**Given task**
Once the pictures are set aside, transcribe the remaining data exactly.

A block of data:
■ ■ ■

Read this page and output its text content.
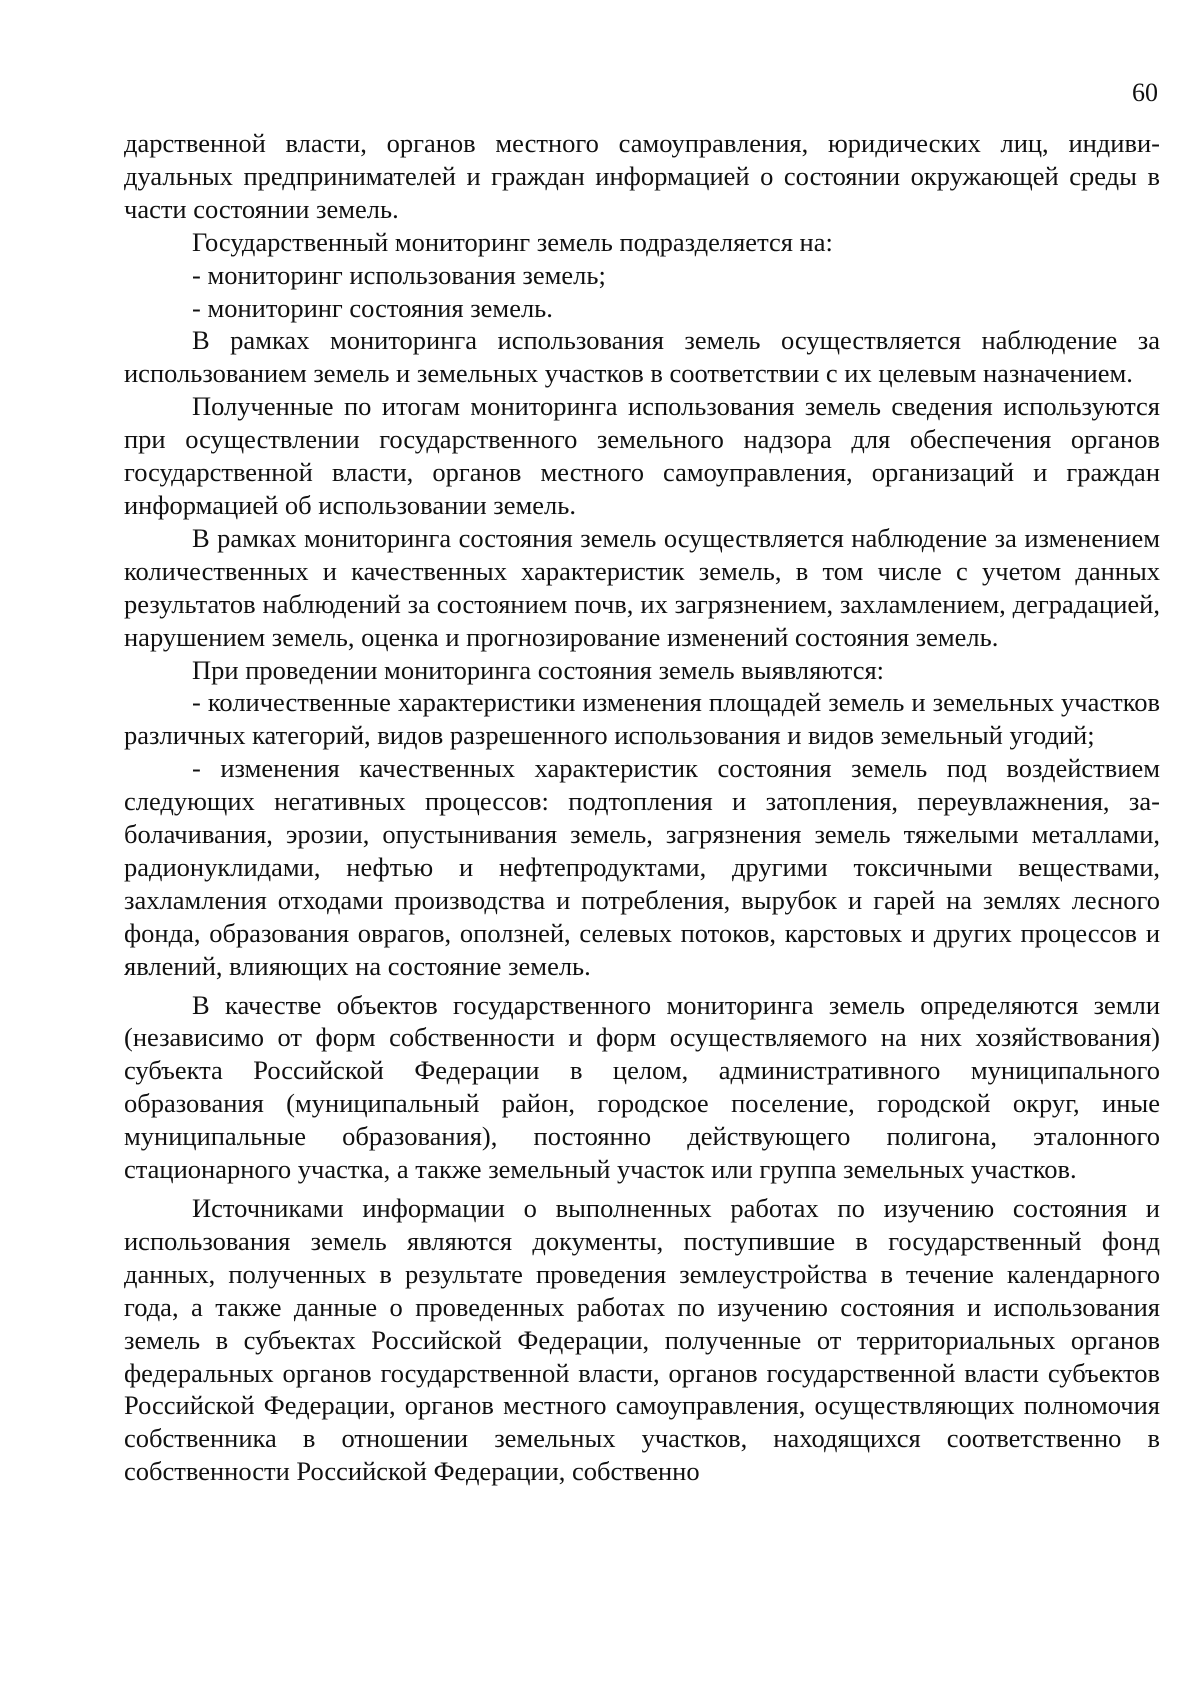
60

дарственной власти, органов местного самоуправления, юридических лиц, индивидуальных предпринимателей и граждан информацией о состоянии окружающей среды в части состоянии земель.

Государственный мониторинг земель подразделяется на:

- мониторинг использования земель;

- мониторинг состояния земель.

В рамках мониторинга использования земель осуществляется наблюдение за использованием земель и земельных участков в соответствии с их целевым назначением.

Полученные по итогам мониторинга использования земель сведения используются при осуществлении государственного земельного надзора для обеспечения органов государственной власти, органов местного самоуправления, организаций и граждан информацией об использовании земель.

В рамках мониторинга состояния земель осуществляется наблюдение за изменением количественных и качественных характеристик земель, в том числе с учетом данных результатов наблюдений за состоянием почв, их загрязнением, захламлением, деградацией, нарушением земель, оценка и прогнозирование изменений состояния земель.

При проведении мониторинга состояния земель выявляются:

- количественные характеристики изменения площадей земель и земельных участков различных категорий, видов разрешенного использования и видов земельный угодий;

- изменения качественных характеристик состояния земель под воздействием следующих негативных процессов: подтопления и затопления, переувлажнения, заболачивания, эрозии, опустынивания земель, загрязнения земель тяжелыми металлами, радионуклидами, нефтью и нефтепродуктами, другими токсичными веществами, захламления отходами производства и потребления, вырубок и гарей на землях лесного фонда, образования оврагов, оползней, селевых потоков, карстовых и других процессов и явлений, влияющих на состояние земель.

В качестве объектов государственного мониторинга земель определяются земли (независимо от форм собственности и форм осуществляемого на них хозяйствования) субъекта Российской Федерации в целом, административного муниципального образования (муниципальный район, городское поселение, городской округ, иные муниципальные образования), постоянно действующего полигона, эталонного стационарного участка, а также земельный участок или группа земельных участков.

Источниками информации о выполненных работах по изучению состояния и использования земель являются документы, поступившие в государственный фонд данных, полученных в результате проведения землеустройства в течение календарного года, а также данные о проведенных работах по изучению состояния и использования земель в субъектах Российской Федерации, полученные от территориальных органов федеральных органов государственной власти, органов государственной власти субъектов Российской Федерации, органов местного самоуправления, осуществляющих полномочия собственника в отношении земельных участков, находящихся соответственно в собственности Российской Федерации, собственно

■ ■ ■

**Result for this task**
Read this page and output its text content.
60

дарственной власти, органов местного самоуправления, юридических лиц, индивидуальных предпринимателей и граждан информацией о состоянии окружающей среды в части состоянии земель.

Государственный мониторинг земель подразделяется на:

- мониторинг использования земель;

- мониторинг состояния земель.

В рамках мониторинга использования земель осуществляется наблюдение за использованием земель и земельных участков в соответствии с их целевым назначением.

Полученные по итогам мониторинга использования земель сведения используются при осуществлении государственного земельного надзора для обеспечения органов государственной власти, органов местного самоуправления, организаций и граждан информацией об использовании земель.

В рамках мониторинга состояния земель осуществляется наблюдение за изменением количественных и качественных характеристик земель, в том числе с учетом данных результатов наблюдений за состоянием почв, их загрязнением, захламлением, деградацией, нарушением земель, оценка и прогнозирование изменений состояния земель.

При проведении мониторинга состояния земель выявляются:

- количественные характеристики изменения площадей земель и земельных участков различных категорий, видов разрешенного использования и видов земельный угодий;

- изменения качественных характеристик состояния земель под воздействием следующих негативных процессов: подтопления и затопления, переувлажнения, заболачивания, эрозии, опустынивания земель, загрязнения земель тяжелыми металлами, радионуклидами, нефтью и нефтепродуктами, другими токсичными веществами, захламления отходами производства и потребления, вырубок и гарей на землях лесного фонда, образования оврагов, оползней, селевых потоков, карстовых и других процессов и явлений, влияющих на состояние земель.

В качестве объектов государственного мониторинга земель определяются земли (независимо от форм собственности и форм осуществляемого на них хозяйствования) субъекта Российской Федерации в целом, административного муниципального образования (муниципальный район, городское поселение, городской округ, иные муниципальные образования), постоянно действующего полигона, эталонного стационарного участка, а также земельный участок или группа земельных участков.

Источниками информации о выполненных работах по изучению состояния и использования земель являются документы, поступившие в государственный фонд данных, полученных в результате проведения землеустройства в течение календарного года, а также данные о проведенных работах по изучению состояния и использования земель в субъектах Российской Федерации, полученные от территориальных органов федеральных органов государственной власти, органов государственной власти субъектов Российской Федерации, органов местного самоуправления, осуществляющих полномочия собственника в отношении земельных участков, находящихся соответственно в собственности Российской Федерации, собственно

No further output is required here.